» Tugas
1/ Tentukan apakah setiap pernyataan berikut sesuai dengan teks bacaan tentang Al-Ma’mun dan Al-Mu’tashim. Jawab ya atau tidak, lalu kutip kata-kata penentunya dari teks. (a) Al-Ma’mun menunjuk anaknya sebagai pengganti. (b) Hukuman Imam Ahmad kemudian diringankan menjadi tahanan rumah. (c) Anak-anak dari suku-suku Turki dibawa ke ibu kota sebagai budak.
2/ Teruskan teks bacaan tentang Al-Mu’tashim, dimulai setelah kalimat terakhirnya.

Al-mihnah pun digelar, yang melibas para ulama. Banyak yang menyerah atau lari bersembunyi.
Imam Ahmad menolak tunduk, dan punggungnya harus menerima cambukan setiap hari dalam penjara, yang kemudian dilunakkan menjadi tahanan rumah.
Setelah 20 tahun memerintah, Al-Ma’mun wafat mendadak pada 833 M, semasa memimpin pasukannya berjihad melawan Romawi. Sebelum ruhnya melayang ke haribaan Allah, ia sempat mengangkat saudaranya Al-Mu’tashim sebagai pengganti.
Di hadapan para panglima dan anak-anaknya yang hadir, khalifah baru pun dibai’at di medan perang. Pilihan Al-Ma’mun kepada saudaranya, bukan anaknya, tampaknya dilatari faktor ketidakstabilan kondisi politik dan militer di Baghdad.
Sosok Al-Mu’tashim memang dikenal cakap dan cemerlang. Lebih layak memimpin dalam situasi sulit.
Namun, saat Al-Mu’tashim kembali ke ibu kota, ia merasakan penolakan dari kaum elit maupun masyarakat. Di sisi lain, kekuatan militer yang ia warisi dari saudaranya masih dalam kondisi “cacat” atau “sakit”, sisa-sisa konflik terdahulu.
Ibu Kota Baru, Samarra
Demi mengokohkan posisi, ia pun merekrut puluhan ribu personel baru dari tepi-tepi wilayah Abbasiyah. Anak-anak kecil dari suku-suku Turki dan lain-lain dibawa ke ibu kota sebagai budak.
Mereka diislamkan, lalu dididik dalam barak-barak militer untuk menjadi prajurit yang loyal dan tangguh. Mereka memang budak milik khalifah, namun nasibnya baik dan kehidupannya terjamin.
Kelak, para jenderal mereka bahkan tampil berkuasa dan mampu mengkudeta penguasa yang tidak mereka sukai.

» Bahan Tersedia
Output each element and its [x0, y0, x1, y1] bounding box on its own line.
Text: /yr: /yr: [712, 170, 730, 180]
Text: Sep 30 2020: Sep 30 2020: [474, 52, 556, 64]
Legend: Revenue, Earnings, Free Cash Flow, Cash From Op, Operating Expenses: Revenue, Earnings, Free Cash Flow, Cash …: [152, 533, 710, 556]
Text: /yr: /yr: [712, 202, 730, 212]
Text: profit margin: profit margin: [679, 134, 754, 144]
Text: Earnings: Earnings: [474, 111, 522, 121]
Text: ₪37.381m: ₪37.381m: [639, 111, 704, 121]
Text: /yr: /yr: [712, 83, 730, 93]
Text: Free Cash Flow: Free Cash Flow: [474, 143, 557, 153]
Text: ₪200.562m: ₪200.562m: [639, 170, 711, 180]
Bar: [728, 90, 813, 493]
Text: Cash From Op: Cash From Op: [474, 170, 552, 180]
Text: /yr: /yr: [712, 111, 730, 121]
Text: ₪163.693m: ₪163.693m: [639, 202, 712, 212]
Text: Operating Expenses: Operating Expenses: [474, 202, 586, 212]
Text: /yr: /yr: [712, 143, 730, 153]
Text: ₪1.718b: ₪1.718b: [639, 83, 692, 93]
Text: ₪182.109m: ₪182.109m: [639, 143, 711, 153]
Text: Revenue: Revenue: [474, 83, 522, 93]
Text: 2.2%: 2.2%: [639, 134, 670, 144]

--

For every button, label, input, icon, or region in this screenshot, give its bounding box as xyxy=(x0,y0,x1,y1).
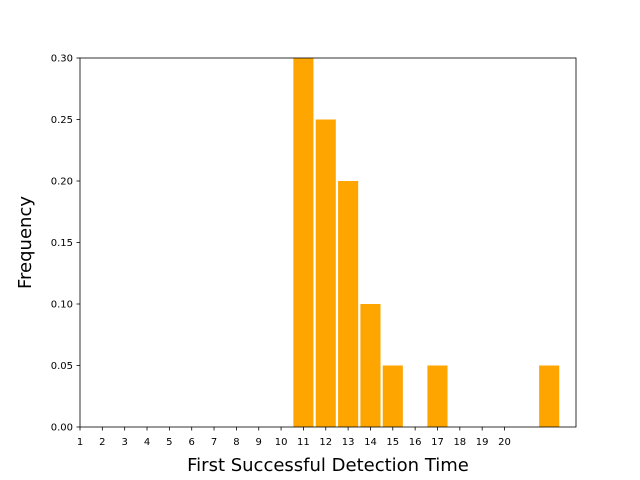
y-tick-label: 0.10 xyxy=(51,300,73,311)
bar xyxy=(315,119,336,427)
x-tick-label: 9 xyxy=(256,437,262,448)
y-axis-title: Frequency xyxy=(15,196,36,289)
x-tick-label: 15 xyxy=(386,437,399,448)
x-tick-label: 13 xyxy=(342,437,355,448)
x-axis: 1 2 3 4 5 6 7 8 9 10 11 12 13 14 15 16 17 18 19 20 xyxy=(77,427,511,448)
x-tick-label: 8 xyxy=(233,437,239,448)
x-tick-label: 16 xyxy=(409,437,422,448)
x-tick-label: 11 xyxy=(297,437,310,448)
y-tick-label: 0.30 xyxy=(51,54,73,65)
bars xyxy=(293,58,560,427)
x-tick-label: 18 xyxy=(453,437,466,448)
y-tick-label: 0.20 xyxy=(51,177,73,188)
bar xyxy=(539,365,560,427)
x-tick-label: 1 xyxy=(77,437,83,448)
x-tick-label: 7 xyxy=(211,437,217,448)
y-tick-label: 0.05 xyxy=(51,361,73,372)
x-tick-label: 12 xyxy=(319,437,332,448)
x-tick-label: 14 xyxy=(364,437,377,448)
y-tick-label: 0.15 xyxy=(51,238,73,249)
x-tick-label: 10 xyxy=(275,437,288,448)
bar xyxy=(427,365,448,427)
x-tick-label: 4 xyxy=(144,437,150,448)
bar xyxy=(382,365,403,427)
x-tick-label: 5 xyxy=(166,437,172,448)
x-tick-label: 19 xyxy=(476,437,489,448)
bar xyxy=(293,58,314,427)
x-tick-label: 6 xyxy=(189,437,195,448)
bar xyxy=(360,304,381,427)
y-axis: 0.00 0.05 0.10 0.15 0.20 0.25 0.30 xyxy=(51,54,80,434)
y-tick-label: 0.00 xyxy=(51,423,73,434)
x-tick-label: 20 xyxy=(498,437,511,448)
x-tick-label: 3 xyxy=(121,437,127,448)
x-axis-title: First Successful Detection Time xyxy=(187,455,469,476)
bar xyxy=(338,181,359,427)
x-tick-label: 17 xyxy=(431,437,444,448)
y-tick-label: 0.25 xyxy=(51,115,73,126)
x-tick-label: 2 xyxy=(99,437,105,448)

» Jawaban Tertulis
1/
(a) Tidak: "ia sempat mengangkat saudaranya Al-Mu’tashim sebagai pengganti."
(b) Ya: "yang kemudian dilunakkan menjadi tahanan rumah."
(c) Ya: "Anak-anak kecil dari suku-suku Turki dan lain-lain dibawa ke ibu kota sebagai budak."

2/
Hanya saja, tak lama kemudian Baghdad menjadi penuh sesak dengan puluhan ribu tentara baru dari suku-suku asing ini. Masyarakat dan kaum elit bergolak, membuat Al-Mu’tashim gerah.
Luka lama sejak zaman Al-Ma’mun menganga kembali. Dengan hati masygul, khalifah pun memutuskan membangun ibu kota baru, Samarra, ratusan kilometer jauhnya dari Baghdad, pada 836 M.
Ia merasa ditolak dan setiap hari di Baghdad hanya menambah kesempitan dada. Konon, ibu kota baru ini teramat indah.
Ibu kota ini dibangun dengan dana tak terbatas dan dihias secantik bidadari. Semua teknologi terkini dan desain terbaik hadir di dalamnya, agar layak menjadi singgasana yang nyaman bagi khalifah yang merasa ditolak rakyat dan pemuka kaumnya sendiri.
Samarra, sebenarnya pemukiman kuno, sudah dihuni sejak beberapa milenium sebelum masehi. Sejak zaman Harun Ar-Rasyid juga sudah mulai dilirik, namun dalam skala lebih kecil.
Al-Mu’tashim hanya membangunnya agar lebih anggun. Konon, sedemikian cantiknya ibu kota baru ini sampai namanya dikatakan sebagai singkatan dari Sarra Man Ra’a, artinya “pasti senang siapa pun yang melihatnya.”
Nama Samarra sendiri (atau lafal-lafal purbanya) kemungkinan sudah dipakai sejak zaman kuno.
Memang benar, lebih dari setengah abad kota indah ini menjadi ibu kota dan tempat beberapa khalifah Abbasiyah memerintah. Hanya saja, tak ada yang bisa menggantikan Baghdad.
Bagai kekasih dari cinta pertama, ibu kota lama tetaplah yang terfavorit. Baghdad terus tumbuh, dan setelah khalifah dan tentara pergi darinya, ia justru bergulir dalam ketenangan ilmu dan adab. Hiruk-pikuk politik dan kekuasaan menjauh 125 km ke utara.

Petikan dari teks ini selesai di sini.